> Description of the task:
Return each line of the data below verbatim; pictures are to be left out.

> Records for this task:
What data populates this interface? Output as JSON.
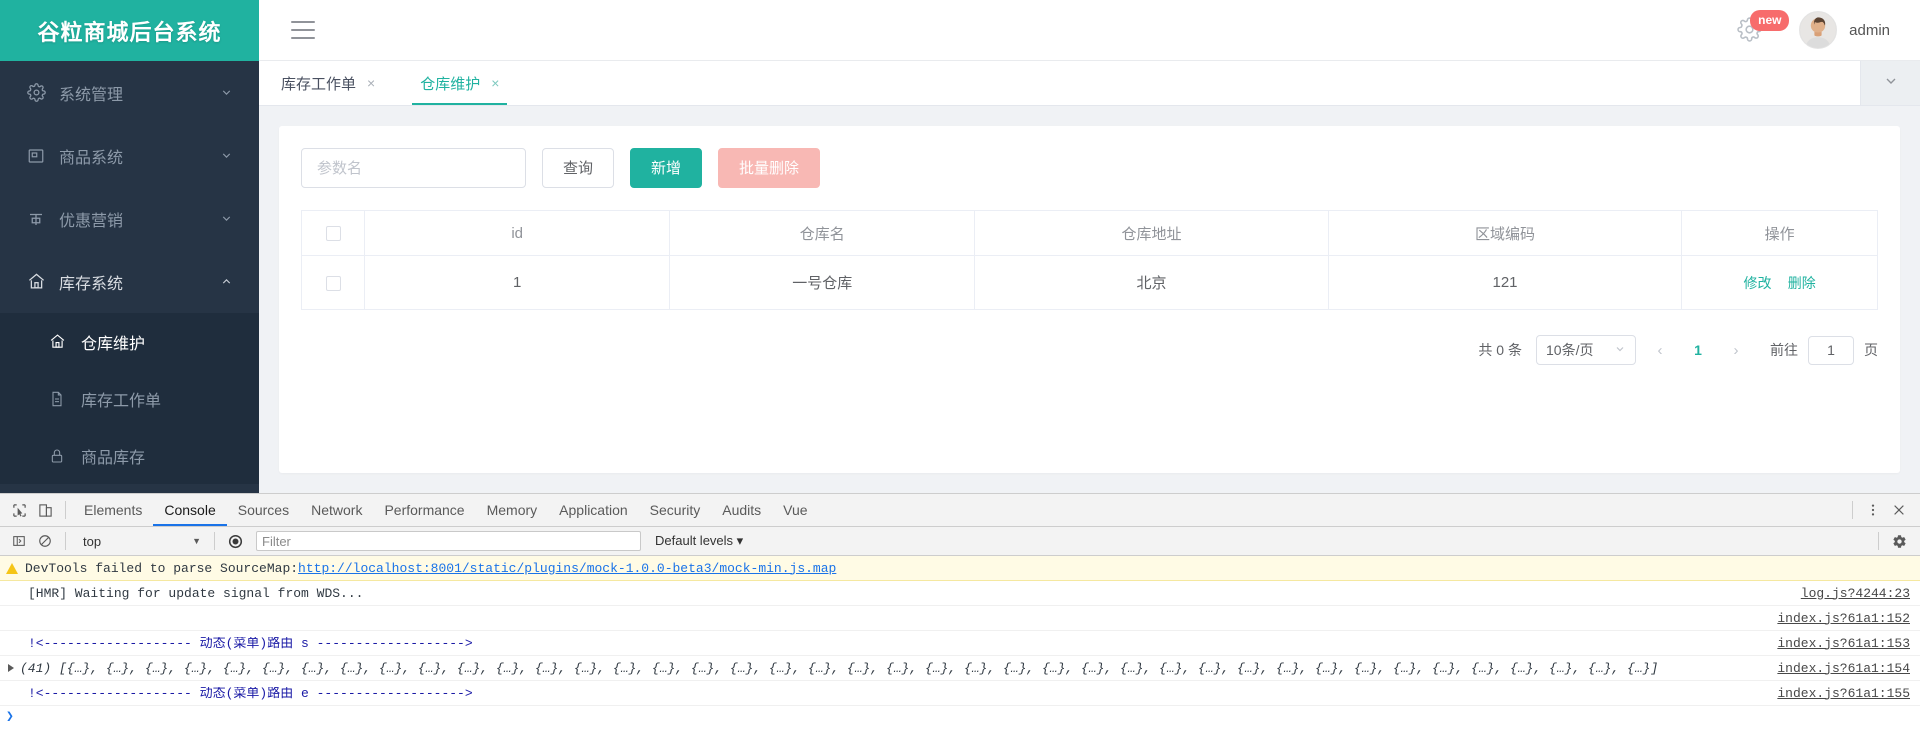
{
  "app": {
    "logo_title": "谷粒商城后台系统",
    "accent_color": "#20b2a0",
    "sidebar_bg": "#263445"
  },
  "sidebar": {
    "groups": [
      {
        "label": "系统管理",
        "icon": "gear-icon",
        "open": false
      },
      {
        "label": "商品系统",
        "icon": "picture-icon",
        "open": false
      },
      {
        "label": "优惠营销",
        "icon": "coupon-icon",
        "open": false
      },
      {
        "label": "库存系统",
        "icon": "home-icon",
        "open": true
      }
    ],
    "stock_items": [
      {
        "label": "仓库维护",
        "icon": "home-icon",
        "active": true
      },
      {
        "label": "库存工作单",
        "icon": "document-icon",
        "active": false
      },
      {
        "label": "商品库存",
        "icon": "lock-icon",
        "active": false
      }
    ]
  },
  "navbar": {
    "hamburger": "hamburger-icon",
    "gear": "gear-icon",
    "badge": "new",
    "username": "admin"
  },
  "tabs": {
    "items": [
      {
        "label": "库存工作单",
        "close": "×",
        "active": false
      },
      {
        "label": "仓库维护",
        "close": "×",
        "active": true
      }
    ],
    "collapse_icon": "chevron-down-icon"
  },
  "toolbar": {
    "search_placeholder": "参数名",
    "search_value": "",
    "query_label": "查询",
    "add_label": "新增",
    "batch_delete_label": "批量删除"
  },
  "table": {
    "columns": [
      "",
      "id",
      "仓库名",
      "仓库地址",
      "区域编码",
      "操作"
    ],
    "rows": [
      {
        "id": "1",
        "name": "一号仓库",
        "address": "北京",
        "areacode": "121",
        "edit_label": "修改",
        "delete_label": "删除"
      }
    ]
  },
  "pagination": {
    "total_text": "共 0 条",
    "page_size": "10条/页",
    "prev": "‹",
    "current_page": "1",
    "next": "›",
    "jump_label": "前往",
    "jump_value": "1",
    "jump_unit": "页"
  },
  "devtools": {
    "tabs": [
      "Elements",
      "Console",
      "Sources",
      "Network",
      "Performance",
      "Memory",
      "Application",
      "Security",
      "Audits",
      "Vue"
    ],
    "active_tab": "Console",
    "context": "top",
    "filter_placeholder": "Filter",
    "filter_value": "",
    "levels_label": "Default levels",
    "console_rows": [
      {
        "kind": "warning",
        "text": "DevTools failed to parse SourceMap: ",
        "link": "http://localhost:8001/static/plugins/mock-1.0.0-beta3/mock-min.js.map",
        "source": ""
      },
      {
        "kind": "log",
        "text": "[HMR] Waiting for update signal from WDS...",
        "link": "",
        "source": "log.js?4244:23"
      },
      {
        "kind": "blank",
        "text": "",
        "link": "",
        "source": "index.js?61a1:152"
      },
      {
        "kind": "blue",
        "text": "!<------------------- 动态(菜单)路由 s ------------------->",
        "link": "",
        "source": "index.js?61a1:153"
      },
      {
        "kind": "array",
        "text": "(41) [{…}, {…}, {…}, {…}, {…}, {…}, {…}, {…}, {…}, {…}, {…}, {…}, {…}, {…}, {…}, {…}, {…}, {…}, {…}, {…}, {…}, {…}, {…}, {…}, {…}, {…}, {…}, {…}, {…}, {…}, {…}, {…}, {…}, {…}, {…}, {…}, {…}, {…}, {…}, {…}, {…}]",
        "link": "",
        "source": "index.js?61a1:154"
      },
      {
        "kind": "blue",
        "text": "!<------------------- 动态(菜单)路由 e ------------------->",
        "link": "",
        "source": "index.js?61a1:155"
      }
    ]
  }
}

> Answer below:
What data populates this interface? Output as JSON.
{
  "app": {
    "logo_title": "谷粒商城后台系统",
    "accent_color": "#20b2a0",
    "sidebar_bg": "#263445"
  },
  "sidebar": {
    "groups": [
      {
        "label": "系统管理",
        "icon": "gear-icon",
        "open": false
      },
      {
        "label": "商品系统",
        "icon": "picture-icon",
        "open": false
      },
      {
        "label": "优惠营销",
        "icon": "coupon-icon",
        "open": false
      },
      {
        "label": "库存系统",
        "icon": "home-icon",
        "open": true
      }
    ],
    "stock_items": [
      {
        "label": "仓库维护",
        "icon": "home-icon",
        "active": true
      },
      {
        "label": "库存工作单",
        "icon": "document-icon",
        "active": false
      },
      {
        "label": "商品库存",
        "icon": "lock-icon",
        "active": false
      }
    ]
  },
  "navbar": {
    "hamburger": "hamburger-icon",
    "gear": "gear-icon",
    "badge": "new",
    "username": "admin"
  },
  "tabs": {
    "items": [
      {
        "label": "库存工作单",
        "close": "×",
        "active": false
      },
      {
        "label": "仓库维护",
        "close": "×",
        "active": true
      }
    ],
    "collapse_icon": "chevron-down-icon"
  },
  "toolbar": {
    "search_placeholder": "参数名",
    "search_value": "",
    "query_label": "查询",
    "add_label": "新增",
    "batch_delete_label": "批量删除"
  },
  "table": {
    "columns": [
      "",
      "id",
      "仓库名",
      "仓库地址",
      "区域编码",
      "操作"
    ],
    "rows": [
      {
        "id": "1",
        "name": "一号仓库",
        "address": "北京",
        "areacode": "121",
        "edit_label": "修改",
        "delete_label": "删除"
      }
    ]
  },
  "pagination": {
    "total_text": "共 0 条",
    "page_size": "10条/页",
    "prev": "‹",
    "current_page": "1",
    "next": "›",
    "jump_label": "前往",
    "jump_value": "1",
    "jump_unit": "页"
  },
  "devtools": {
    "tabs": [
      "Elements",
      "Console",
      "Sources",
      "Network",
      "Performance",
      "Memory",
      "Application",
      "Security",
      "Audits",
      "Vue"
    ],
    "active_tab": "Console",
    "context": "top",
    "filter_placeholder": "Filter",
    "filter_value": "",
    "levels_label": "Default levels",
    "console_rows": [
      {
        "kind": "warning",
        "text": "DevTools failed to parse SourceMap: ",
        "link": "http://localhost:8001/static/plugins/mock-1.0.0-beta3/mock-min.js.map",
        "source": ""
      },
      {
        "kind": "log",
        "text": "[HMR] Waiting for update signal from WDS...",
        "link": "",
        "source": "log.js?4244:23"
      },
      {
        "kind": "blank",
        "text": "",
        "link": "",
        "source": "index.js?61a1:152"
      },
      {
        "kind": "blue",
        "text": "!<------------------- 动态(菜单)路由 s ------------------->",
        "link": "",
        "source": "index.js?61a1:153"
      },
      {
        "kind": "array",
        "text": "(41) [{…}, {…}, {…}, {…}, {…}, {…}, {…}, {…}, {…}, {…}, {…}, {…}, {…}, {…}, {…}, {…}, {…}, {…}, {…}, {…}, {…}, {…}, {…}, {…}, {…}, {…}, {…}, {…}, {…}, {…}, {…}, {…}, {…}, {…}, {…}, {…}, {…}, {…}, {…}, {…}, {…}]",
        "link": "",
        "source": "index.js?61a1:154"
      },
      {
        "kind": "blue",
        "text": "!<------------------- 动态(菜单)路由 e ------------------->",
        "link": "",
        "source": "index.js?61a1:155"
      }
    ]
  }
}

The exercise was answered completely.